### Exercise brief
Retype the whole listing below, character for character.
>> BEGIN Records for this exercise
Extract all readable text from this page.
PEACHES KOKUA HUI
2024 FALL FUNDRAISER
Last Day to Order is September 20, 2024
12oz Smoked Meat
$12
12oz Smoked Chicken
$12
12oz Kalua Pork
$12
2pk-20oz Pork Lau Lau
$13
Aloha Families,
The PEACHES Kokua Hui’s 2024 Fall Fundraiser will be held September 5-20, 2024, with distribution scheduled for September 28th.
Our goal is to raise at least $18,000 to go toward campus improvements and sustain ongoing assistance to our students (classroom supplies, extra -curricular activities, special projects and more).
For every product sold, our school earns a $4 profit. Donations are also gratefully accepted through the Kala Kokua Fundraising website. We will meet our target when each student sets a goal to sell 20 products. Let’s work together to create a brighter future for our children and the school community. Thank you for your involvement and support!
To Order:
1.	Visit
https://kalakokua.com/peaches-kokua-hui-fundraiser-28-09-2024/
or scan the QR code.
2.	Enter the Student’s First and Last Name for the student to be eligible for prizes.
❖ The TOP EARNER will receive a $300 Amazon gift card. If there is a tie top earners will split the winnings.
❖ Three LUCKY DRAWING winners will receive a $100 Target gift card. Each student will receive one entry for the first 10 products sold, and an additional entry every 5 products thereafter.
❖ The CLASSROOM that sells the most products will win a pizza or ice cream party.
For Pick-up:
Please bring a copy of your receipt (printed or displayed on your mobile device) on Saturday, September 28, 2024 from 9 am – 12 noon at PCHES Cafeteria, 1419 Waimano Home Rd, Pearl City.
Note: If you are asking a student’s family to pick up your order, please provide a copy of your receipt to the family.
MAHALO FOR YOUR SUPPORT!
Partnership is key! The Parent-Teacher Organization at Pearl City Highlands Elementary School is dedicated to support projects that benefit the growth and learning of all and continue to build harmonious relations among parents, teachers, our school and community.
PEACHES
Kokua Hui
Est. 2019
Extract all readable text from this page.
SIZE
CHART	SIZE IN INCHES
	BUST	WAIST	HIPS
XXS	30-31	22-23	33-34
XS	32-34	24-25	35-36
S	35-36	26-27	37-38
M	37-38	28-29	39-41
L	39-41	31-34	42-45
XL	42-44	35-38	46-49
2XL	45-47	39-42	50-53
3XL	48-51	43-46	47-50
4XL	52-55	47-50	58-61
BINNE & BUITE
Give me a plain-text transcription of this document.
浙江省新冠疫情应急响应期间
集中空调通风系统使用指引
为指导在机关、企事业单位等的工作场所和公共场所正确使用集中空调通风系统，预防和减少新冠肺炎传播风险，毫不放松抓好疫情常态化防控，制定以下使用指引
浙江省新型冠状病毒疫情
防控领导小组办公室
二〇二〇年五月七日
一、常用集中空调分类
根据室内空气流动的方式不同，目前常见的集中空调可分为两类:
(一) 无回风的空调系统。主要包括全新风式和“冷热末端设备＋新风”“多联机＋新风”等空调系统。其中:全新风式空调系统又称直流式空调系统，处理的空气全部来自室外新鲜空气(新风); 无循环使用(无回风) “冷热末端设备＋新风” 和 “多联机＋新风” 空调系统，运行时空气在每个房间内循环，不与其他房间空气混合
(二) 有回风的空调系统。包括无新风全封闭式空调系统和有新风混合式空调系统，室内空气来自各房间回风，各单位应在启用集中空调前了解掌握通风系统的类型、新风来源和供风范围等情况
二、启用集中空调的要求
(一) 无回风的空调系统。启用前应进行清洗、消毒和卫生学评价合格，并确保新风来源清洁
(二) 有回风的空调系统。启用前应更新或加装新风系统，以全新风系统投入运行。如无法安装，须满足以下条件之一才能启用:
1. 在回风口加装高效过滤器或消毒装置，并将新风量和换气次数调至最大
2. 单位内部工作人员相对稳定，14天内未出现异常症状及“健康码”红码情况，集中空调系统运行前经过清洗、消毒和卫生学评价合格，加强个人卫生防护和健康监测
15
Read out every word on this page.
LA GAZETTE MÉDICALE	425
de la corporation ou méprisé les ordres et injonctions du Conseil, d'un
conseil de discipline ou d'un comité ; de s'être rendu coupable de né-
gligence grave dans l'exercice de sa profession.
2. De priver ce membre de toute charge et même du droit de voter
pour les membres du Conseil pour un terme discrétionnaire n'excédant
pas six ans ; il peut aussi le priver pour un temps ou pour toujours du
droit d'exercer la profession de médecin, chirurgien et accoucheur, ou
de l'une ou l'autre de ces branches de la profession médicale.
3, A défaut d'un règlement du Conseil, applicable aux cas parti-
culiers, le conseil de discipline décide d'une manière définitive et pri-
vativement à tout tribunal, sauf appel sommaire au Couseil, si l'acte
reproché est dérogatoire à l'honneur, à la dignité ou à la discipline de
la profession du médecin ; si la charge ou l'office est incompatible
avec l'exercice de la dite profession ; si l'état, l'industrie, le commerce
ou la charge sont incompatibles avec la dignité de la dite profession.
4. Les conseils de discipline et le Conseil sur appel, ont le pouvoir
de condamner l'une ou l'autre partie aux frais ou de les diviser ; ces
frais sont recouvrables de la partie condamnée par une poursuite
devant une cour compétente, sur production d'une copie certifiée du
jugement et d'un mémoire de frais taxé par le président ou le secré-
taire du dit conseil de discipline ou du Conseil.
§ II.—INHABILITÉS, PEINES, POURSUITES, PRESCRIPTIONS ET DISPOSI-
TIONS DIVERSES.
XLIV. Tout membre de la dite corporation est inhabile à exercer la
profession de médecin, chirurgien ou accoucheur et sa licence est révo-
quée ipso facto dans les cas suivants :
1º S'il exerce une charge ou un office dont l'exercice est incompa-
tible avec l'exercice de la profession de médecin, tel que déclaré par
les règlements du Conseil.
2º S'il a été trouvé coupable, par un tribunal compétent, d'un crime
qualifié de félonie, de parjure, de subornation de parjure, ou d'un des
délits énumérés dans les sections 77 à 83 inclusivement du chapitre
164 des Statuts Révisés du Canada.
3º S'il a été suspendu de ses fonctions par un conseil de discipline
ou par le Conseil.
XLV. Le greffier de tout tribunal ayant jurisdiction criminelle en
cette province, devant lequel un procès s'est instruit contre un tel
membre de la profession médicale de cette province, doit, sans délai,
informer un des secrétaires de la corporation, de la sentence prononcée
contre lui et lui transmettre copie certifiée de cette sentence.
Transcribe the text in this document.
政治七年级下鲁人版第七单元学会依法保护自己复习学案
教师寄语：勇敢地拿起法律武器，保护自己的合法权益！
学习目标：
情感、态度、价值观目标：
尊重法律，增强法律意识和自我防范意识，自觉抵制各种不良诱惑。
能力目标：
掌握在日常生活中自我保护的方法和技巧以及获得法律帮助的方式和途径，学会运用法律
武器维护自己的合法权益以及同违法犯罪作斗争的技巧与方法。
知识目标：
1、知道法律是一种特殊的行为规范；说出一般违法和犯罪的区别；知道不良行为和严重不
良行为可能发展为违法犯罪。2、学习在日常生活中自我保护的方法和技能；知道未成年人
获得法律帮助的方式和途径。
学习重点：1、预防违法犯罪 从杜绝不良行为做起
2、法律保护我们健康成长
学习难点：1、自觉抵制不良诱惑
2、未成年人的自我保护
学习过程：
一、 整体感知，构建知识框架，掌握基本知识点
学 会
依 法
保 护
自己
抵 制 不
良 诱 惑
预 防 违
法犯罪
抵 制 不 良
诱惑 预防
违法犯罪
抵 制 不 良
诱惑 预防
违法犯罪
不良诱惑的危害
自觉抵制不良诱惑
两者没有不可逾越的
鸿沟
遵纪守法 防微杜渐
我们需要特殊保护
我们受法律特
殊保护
>> END Records for this exercise
### Exercise answer
Extract all readable text from this page.
PEACHES KOKUA HUI
2024 FALL FUNDRAISER
Last Day to Order is September 20, 2024
12oz Smoked Meat
$12
12oz Smoked Chicken
$12
12oz Kalua Pork
$12
2pk-20oz Pork Lau Lau
$13
Aloha Families,
The PEACHES Kokua Hui’s 2024 Fall Fundraiser will be held September 5-20, 2024, with distribution scheduled for September 28th.
Our goal is to raise at least $18,000 to go toward campus improvements and sustain ongoing assistance to our students (classroom supplies, extra -curricular activities, special projects and more).
For every product sold, our school earns a $4 profit. Donations are also gratefully accepted through the Kala Kokua Fundraising website. We will meet our target when each student sets a goal to sell 20 products. Let’s work together to create a brighter future for our children and the school community. Thank you for your involvement and support!
To Order:
1.	Visit
https://kalakokua.com/peaches-kokua-hui-fundraiser-28-09-2024/
or scan the QR code.
2.	Enter the Student’s First and Last Name for the student to be eligible for prizes.
❖ The TOP EARNER will receive a $300 Amazon gift card. If there is a tie top earners will split the winnings.
❖ Three LUCKY DRAWING winners will receive a $100 Target gift card. Each student will receive one entry for the first 10 products sold, and an additional entry every 5 products thereafter.
❖ The CLASSROOM that sells the most products will win a pizza or ice cream party.
For Pick-up:
Please bring a copy of your receipt (printed or displayed on your mobile device) on Saturday, September 28, 2024 from 9 am – 12 noon at PCHES Cafeteria, 1419 Waimano Home Rd, Pearl City.
Note: If you are asking a student’s family to pick up your order, please provide a copy of your receipt to the family.
MAHALO FOR YOUR SUPPORT!
Partnership is key! The Parent-Teacher Organization at Pearl City Highlands Elementary School is dedicated to support projects that benefit the growth and learning of all and continue to build harmonious relations among parents, teachers, our school and community.
PEACHES
Kokua Hui
Est. 2019
Extract all readable text from this page.
SIZE
CHART	SIZE IN INCHES
	BUST	WAIST	HIPS
XXS	30-31	22-23	33-34
XS	32-34	24-25	35-36
S	35-36	26-27	37-38
M	37-38	28-29	39-41
L	39-41	31-34	42-45
XL	42-44	35-38	46-49
2XL	45-47	39-42	50-53
3XL	48-51	43-46	47-50
4XL	52-55	47-50	58-61
BINNE & BUITE
Give me a plain-text transcription of this document.
浙江省新冠疫情应急响应期间
集中空调通风系统使用指引
为指导在机关、企事业单位等的工作场所和公共场所正确使用集中空调通风系统，预防和减少新冠肺炎传播风险，毫不放松抓好疫情常态化防控，制定以下使用指引
浙江省新型冠状病毒疫情
防控领导小组办公室
二〇二〇年五月七日
一、常用集中空调分类
根据室内空气流动的方式不同，目前常见的集中空调可分为两类:
(一) 无回风的空调系统。主要包括全新风式和“冷热末端设备＋新风”“多联机＋新风”等空调系统。其中:全新风式空调系统又称直流式空调系统，处理的空气全部来自室外新鲜空气(新风); 无循环使用(无回风) “冷热末端设备＋新风” 和 “多联机＋新风” 空调系统，运行时空气在每个房间内循环，不与其他房间空气混合
(二) 有回风的空调系统。包括无新风全封闭式空调系统和有新风混合式空调系统，室内空气来自各房间回风，各单位应在启用集中空调前了解掌握通风系统的类型、新风来源和供风范围等情况
二、启用集中空调的要求
(一) 无回风的空调系统。启用前应进行清洗、消毒和卫生学评价合格，并确保新风来源清洁
(二) 有回风的空调系统。启用前应更新或加装新风系统，以全新风系统投入运行。如无法安装，须满足以下条件之一才能启用:
1. 在回风口加装高效过滤器或消毒装置，并将新风量和换气次数调至最大
2. 单位内部工作人员相对稳定，14天内未出现异常症状及“健康码”红码情况，集中空调系统运行前经过清洗、消毒和卫生学评价合格，加强个人卫生防护和健康监测
15
Read out every word on this page.
LA GAZETTE MÉDICALE	425
de la corporation ou méprisé les ordres et injonctions du Conseil, d'un
conseil de discipline ou d'un comité ; de s'être rendu coupable de né-
gligence grave dans l'exercice de sa profession.
2. De priver ce membre de toute charge et même du droit de voter
pour les membres du Conseil pour un terme discrétionnaire n'excédant
pas six ans ; il peut aussi le priver pour un temps ou pour toujours du
droit d'exercer la profession de médecin, chirurgien et accoucheur, ou
de l'une ou l'autre de ces branches de la profession médicale.
3, A défaut d'un règlement du Conseil, applicable aux cas parti-
culiers, le conseil de discipline décide d'une manière définitive et pri-
vativement à tout tribunal, sauf appel sommaire au Couseil, si l'acte
reproché est dérogatoire à l'honneur, à la dignité ou à la discipline de
la profession du médecin ; si la charge ou l'office est incompatible
avec l'exercice de la dite profession ; si l'état, l'industrie, le commerce
ou la charge sont incompatibles avec la dignité de la dite profession.
4. Les conseils de discipline et le Conseil sur appel, ont le pouvoir
de condamner l'une ou l'autre partie aux frais ou de les diviser ; ces
frais sont recouvrables de la partie condamnée par une poursuite
devant une cour compétente, sur production d'une copie certifiée du
jugement et d'un mémoire de frais taxé par le président ou le secré-
taire du dit conseil de discipline ou du Conseil.
§ II.—INHABILITÉS, PEINES, POURSUITES, PRESCRIPTIONS ET DISPOSI-
TIONS DIVERSES.
XLIV. Tout membre de la dite corporation est inhabile à exercer la
profession de médecin, chirurgien ou accoucheur et sa licence est révo-
quée ipso facto dans les cas suivants :
1º S'il exerce une charge ou un office dont l'exercice est incompa-
tible avec l'exercice de la profession de médecin, tel que déclaré par
les règlements du Conseil.
2º S'il a été trouvé coupable, par un tribunal compétent, d'un crime
qualifié de félonie, de parjure, de subornation de parjure, ou d'un des
délits énumérés dans les sections 77 à 83 inclusivement du chapitre
164 des Statuts Révisés du Canada.
3º S'il a été suspendu de ses fonctions par un conseil de discipline
ou par le Conseil.
XLV. Le greffier de tout tribunal ayant jurisdiction criminelle en
cette province, devant lequel un procès s'est instruit contre un tel
membre de la profession médicale de cette province, doit, sans délai,
informer un des secrétaires de la corporation, de la sentence prononcée
contre lui et lui transmettre copie certifiée de cette sentence.
Transcribe the text in this document.
政治七年级下鲁人版第七单元学会依法保护自己复习学案
教师寄语：勇敢地拿起法律武器，保护自己的合法权益！
学习目标：
情感、态度、价值观目标：
尊重法律，增强法律意识和自我防范意识，自觉抵制各种不良诱惑。
能力目标：
掌握在日常生活中自我保护的方法和技巧以及获得法律帮助的方式和途径，学会运用法律
武器维护自己的合法权益以及同违法犯罪作斗争的技巧与方法。
知识目标：
1、知道法律是一种特殊的行为规范；说出一般违法和犯罪的区别；知道不良行为和严重不
良行为可能发展为违法犯罪。2、学习在日常生活中自我保护的方法和技能；知道未成年人
获得法律帮助的方式和途径。
学习重点：1、预防违法犯罪 从杜绝不良行为做起
2、法律保护我们健康成长
学习难点：1、自觉抵制不良诱惑
2、未成年人的自我保护
学习过程：
一、 整体感知，构建知识框架，掌握基本知识点
学 会
依 法
保 护
自己
抵 制 不
良 诱 惑
预 防 违
法犯罪
抵 制 不 良
诱惑 预防
违法犯罪
抵 制 不 良
诱惑 预防
违法犯罪
不良诱惑的危害
自觉抵制不良诱惑
两者没有不可逾越的
鸿沟
遵纪守法 防微杜渐
我们需要特殊保护
我们受法律特
殊保护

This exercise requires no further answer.